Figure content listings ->
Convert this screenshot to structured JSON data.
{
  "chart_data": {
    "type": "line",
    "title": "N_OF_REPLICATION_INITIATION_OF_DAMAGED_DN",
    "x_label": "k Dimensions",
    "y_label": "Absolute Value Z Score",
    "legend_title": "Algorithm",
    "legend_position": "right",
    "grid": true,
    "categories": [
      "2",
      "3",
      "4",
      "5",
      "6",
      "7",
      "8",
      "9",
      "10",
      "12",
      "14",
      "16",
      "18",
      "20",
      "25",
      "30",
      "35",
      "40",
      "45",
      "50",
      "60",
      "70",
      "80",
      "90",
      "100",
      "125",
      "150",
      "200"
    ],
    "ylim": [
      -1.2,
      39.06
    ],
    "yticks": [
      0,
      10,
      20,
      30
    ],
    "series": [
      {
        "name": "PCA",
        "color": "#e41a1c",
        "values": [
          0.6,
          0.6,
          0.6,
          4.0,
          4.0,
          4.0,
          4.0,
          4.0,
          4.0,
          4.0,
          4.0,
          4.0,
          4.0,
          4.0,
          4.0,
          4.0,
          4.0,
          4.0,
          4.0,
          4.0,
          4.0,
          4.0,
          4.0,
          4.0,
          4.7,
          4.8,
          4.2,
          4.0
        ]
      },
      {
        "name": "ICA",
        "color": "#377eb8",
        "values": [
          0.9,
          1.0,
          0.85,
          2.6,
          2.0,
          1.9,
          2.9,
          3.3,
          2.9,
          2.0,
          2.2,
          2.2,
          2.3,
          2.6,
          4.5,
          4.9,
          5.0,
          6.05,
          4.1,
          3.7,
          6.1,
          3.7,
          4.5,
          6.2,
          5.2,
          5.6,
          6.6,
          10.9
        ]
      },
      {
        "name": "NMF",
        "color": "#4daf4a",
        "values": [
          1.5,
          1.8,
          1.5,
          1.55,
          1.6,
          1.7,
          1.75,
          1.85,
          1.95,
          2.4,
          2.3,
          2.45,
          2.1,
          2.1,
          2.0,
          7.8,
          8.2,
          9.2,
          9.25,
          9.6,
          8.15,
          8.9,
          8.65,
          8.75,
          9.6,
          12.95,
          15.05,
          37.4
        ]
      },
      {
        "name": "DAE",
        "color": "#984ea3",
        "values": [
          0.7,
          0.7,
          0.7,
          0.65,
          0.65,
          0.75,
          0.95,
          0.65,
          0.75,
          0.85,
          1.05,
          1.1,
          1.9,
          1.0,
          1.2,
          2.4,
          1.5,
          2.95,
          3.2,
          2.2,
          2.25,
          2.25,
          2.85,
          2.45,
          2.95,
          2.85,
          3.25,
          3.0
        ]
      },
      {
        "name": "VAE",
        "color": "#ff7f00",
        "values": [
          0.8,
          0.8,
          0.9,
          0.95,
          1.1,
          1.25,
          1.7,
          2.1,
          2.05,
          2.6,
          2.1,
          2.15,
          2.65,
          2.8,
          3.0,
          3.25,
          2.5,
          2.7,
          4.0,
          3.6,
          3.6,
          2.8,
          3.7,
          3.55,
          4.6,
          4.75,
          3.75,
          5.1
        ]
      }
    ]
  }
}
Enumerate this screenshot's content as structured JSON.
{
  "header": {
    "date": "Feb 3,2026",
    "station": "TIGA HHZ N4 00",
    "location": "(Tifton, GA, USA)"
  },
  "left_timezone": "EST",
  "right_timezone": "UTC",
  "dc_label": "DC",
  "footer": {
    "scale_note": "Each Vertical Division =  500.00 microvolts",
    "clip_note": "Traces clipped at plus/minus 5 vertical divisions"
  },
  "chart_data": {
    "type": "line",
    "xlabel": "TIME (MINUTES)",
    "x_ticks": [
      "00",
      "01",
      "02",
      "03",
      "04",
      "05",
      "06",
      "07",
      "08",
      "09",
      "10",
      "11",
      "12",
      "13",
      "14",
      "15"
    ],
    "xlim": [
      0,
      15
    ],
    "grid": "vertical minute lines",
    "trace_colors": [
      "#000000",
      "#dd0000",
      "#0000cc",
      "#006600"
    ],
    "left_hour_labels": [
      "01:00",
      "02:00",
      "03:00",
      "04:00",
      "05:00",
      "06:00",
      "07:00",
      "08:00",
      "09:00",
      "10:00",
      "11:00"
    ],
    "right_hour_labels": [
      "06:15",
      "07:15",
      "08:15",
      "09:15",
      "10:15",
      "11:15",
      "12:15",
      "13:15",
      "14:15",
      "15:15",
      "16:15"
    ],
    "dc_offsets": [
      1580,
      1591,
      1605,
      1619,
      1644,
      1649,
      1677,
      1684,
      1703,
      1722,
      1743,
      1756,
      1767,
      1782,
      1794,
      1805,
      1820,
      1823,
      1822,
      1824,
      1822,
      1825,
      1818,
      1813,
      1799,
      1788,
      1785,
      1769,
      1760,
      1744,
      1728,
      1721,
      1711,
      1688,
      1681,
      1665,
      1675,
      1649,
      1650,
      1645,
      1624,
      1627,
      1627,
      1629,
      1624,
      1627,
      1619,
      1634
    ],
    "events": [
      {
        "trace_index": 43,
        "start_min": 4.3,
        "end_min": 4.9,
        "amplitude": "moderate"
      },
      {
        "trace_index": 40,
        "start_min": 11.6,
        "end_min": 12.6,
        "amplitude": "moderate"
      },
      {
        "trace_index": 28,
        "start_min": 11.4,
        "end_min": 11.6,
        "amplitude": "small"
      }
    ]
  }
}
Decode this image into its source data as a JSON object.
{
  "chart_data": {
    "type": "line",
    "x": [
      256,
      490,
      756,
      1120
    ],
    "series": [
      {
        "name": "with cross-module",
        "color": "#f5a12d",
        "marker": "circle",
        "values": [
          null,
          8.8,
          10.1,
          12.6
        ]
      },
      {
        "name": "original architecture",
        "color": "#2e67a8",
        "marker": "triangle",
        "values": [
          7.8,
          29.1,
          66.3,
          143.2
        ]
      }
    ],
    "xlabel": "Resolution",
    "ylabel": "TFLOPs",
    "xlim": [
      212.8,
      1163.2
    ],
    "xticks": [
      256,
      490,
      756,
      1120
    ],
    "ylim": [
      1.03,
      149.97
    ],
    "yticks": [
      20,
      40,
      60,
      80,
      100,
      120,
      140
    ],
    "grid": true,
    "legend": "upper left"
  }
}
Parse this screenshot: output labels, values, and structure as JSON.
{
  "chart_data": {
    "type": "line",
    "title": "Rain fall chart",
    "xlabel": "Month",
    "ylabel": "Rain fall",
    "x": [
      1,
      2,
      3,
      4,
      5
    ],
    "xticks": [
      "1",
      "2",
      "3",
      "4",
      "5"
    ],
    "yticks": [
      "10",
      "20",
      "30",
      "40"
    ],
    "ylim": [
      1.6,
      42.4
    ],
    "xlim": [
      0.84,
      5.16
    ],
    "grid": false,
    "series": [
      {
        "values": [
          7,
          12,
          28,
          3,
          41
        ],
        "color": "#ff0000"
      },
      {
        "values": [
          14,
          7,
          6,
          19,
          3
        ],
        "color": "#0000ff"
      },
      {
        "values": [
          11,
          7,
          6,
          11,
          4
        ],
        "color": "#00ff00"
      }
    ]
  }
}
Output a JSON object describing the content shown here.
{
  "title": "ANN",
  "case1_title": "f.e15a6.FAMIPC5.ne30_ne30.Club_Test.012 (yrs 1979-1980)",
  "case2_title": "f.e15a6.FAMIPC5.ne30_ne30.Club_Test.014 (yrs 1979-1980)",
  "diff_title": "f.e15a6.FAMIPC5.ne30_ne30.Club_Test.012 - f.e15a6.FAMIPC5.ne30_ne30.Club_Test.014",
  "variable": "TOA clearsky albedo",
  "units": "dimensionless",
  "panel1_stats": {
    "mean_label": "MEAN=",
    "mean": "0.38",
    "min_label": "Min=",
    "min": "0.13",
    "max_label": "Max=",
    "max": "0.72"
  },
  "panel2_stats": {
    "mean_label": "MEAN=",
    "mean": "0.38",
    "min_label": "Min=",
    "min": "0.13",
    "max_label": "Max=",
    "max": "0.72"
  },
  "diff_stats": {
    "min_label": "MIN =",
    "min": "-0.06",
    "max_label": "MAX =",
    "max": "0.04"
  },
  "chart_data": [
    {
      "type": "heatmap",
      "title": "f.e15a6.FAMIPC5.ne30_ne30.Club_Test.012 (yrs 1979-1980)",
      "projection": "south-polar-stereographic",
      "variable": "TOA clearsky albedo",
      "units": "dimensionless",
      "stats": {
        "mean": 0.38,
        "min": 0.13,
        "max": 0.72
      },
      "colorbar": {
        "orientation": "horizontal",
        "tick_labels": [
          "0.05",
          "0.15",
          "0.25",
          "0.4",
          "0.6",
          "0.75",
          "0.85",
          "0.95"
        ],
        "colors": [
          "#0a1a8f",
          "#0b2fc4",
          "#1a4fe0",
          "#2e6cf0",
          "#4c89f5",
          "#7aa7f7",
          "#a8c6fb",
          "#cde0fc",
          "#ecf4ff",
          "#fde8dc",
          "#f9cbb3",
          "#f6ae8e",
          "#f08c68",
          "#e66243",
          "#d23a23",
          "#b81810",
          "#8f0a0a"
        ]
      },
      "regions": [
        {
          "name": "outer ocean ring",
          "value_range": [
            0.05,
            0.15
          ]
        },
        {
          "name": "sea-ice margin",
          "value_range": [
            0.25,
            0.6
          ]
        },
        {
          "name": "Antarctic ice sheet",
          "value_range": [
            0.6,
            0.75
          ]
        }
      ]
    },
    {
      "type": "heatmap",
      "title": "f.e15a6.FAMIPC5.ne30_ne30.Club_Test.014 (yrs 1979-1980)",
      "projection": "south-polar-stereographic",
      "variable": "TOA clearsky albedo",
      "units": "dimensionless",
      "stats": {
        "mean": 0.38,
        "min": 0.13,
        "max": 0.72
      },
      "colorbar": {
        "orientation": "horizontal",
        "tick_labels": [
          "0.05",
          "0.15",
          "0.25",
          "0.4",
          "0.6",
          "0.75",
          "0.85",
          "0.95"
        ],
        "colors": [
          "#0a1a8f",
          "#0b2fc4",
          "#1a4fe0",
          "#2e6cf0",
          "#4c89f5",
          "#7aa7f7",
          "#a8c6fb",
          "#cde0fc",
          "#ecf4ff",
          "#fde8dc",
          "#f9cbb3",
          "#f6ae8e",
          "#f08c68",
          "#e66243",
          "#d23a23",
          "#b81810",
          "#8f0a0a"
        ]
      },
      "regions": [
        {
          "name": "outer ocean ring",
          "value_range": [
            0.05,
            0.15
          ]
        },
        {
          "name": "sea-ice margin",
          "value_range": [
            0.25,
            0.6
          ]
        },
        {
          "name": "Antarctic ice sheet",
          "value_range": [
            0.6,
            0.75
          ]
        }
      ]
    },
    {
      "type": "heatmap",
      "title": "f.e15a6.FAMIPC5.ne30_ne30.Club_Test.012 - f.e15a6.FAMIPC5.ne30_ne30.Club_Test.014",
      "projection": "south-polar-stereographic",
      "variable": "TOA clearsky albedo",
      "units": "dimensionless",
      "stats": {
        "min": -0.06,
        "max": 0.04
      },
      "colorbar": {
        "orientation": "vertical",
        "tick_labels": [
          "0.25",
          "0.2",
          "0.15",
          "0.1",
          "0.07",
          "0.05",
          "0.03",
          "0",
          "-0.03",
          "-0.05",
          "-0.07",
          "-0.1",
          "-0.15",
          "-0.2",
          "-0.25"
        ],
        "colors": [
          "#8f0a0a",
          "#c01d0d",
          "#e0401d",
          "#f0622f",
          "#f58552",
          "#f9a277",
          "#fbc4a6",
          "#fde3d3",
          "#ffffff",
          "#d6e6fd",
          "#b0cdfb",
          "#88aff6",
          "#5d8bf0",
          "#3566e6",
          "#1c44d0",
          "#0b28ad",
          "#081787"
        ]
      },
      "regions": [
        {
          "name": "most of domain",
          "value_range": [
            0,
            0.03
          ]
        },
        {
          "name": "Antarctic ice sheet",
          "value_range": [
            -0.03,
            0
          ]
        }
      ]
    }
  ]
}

YOUR INSTRUCTIONS -> Check each line of the entries for the string "this". Copy the lines that have it.

COMPLETE OUTPUT ->
Convert this screenshot to structured JSON data.
Enumerate this screenshot's content as structured JSON.
Decode this image into its source data as a JSON object.
Parse this screenshot: output labels, values, and structure as JSON.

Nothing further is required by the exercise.